### Goal of the exercise
The answer should be a single number: how many lines of the entries below hold the word "Lira".

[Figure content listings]
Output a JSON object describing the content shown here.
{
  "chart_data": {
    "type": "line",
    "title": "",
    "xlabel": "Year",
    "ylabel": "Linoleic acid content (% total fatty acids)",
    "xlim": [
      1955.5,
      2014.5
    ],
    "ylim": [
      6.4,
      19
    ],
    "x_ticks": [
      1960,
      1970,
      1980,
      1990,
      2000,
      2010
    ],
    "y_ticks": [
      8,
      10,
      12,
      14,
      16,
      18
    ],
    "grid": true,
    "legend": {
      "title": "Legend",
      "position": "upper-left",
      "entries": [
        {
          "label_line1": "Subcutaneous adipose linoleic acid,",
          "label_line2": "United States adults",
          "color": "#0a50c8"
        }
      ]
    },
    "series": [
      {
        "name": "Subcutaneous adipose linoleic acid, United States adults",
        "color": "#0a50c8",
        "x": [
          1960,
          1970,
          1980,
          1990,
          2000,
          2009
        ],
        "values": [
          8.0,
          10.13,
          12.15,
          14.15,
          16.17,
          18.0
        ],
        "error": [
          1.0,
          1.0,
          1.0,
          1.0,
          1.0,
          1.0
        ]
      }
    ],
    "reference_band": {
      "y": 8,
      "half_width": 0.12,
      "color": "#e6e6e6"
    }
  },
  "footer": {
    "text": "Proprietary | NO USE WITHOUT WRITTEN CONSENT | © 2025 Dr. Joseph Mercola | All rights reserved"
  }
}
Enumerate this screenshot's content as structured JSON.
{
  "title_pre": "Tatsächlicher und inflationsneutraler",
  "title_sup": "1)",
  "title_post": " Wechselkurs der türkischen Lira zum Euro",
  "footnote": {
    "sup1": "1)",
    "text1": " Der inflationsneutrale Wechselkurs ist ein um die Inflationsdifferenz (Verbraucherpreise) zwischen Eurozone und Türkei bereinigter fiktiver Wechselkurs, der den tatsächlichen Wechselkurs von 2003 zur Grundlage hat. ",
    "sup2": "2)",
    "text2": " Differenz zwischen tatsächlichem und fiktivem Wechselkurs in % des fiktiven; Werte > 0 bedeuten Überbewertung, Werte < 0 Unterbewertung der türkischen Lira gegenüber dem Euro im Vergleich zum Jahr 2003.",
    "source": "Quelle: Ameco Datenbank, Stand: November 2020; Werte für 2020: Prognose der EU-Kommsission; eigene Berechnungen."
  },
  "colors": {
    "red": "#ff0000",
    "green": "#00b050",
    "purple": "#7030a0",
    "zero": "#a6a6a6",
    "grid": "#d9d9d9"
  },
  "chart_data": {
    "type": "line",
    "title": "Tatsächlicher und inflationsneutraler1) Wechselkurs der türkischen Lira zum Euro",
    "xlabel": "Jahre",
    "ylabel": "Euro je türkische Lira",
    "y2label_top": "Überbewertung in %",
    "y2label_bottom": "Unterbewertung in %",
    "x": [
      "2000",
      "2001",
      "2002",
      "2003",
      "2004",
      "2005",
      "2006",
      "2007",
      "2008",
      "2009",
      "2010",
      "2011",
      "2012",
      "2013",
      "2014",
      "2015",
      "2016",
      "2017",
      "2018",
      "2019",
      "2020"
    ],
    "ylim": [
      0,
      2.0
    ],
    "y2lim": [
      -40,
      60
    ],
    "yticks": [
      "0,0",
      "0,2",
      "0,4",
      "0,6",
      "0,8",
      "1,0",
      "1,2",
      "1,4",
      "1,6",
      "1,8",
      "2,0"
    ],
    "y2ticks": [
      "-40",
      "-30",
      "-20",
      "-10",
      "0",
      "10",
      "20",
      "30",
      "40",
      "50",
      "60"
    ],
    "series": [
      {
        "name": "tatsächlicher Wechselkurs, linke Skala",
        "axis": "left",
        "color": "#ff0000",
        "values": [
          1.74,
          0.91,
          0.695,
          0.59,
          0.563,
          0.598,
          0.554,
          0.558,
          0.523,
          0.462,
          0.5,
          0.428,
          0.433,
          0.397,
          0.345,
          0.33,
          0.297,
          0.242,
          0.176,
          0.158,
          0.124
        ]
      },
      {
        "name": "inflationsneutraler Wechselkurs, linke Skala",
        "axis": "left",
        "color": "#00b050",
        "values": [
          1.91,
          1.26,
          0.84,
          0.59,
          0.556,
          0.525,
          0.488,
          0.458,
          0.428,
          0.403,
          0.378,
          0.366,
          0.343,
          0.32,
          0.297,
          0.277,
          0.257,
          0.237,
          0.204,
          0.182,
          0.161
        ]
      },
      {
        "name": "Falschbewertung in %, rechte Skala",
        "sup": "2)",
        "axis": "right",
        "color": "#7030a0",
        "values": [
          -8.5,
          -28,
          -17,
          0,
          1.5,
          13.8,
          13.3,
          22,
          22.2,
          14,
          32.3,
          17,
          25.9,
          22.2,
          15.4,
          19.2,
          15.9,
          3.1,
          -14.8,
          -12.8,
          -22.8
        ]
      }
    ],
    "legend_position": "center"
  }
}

---

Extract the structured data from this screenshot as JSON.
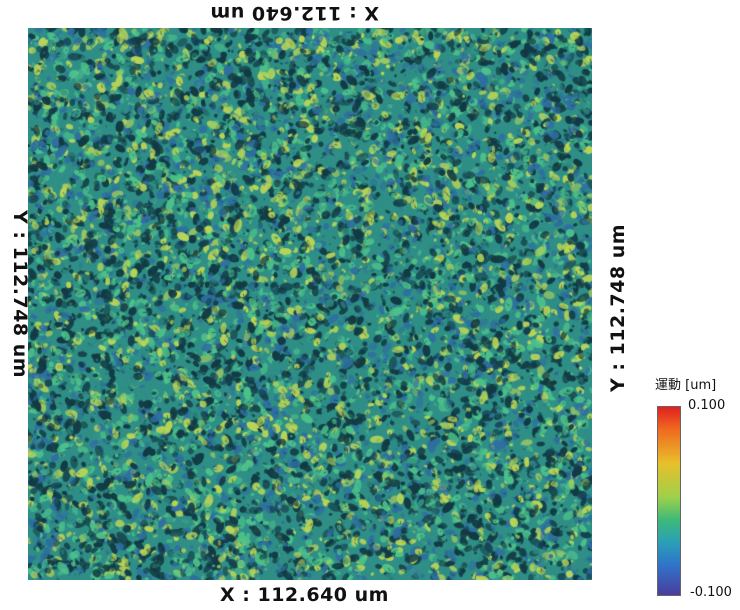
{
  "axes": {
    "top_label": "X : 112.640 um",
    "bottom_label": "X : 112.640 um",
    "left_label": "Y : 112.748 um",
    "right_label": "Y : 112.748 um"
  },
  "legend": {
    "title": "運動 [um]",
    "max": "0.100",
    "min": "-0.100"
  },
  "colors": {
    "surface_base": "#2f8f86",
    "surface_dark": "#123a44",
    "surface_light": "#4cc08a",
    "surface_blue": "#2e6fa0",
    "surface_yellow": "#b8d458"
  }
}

### Worked answer
4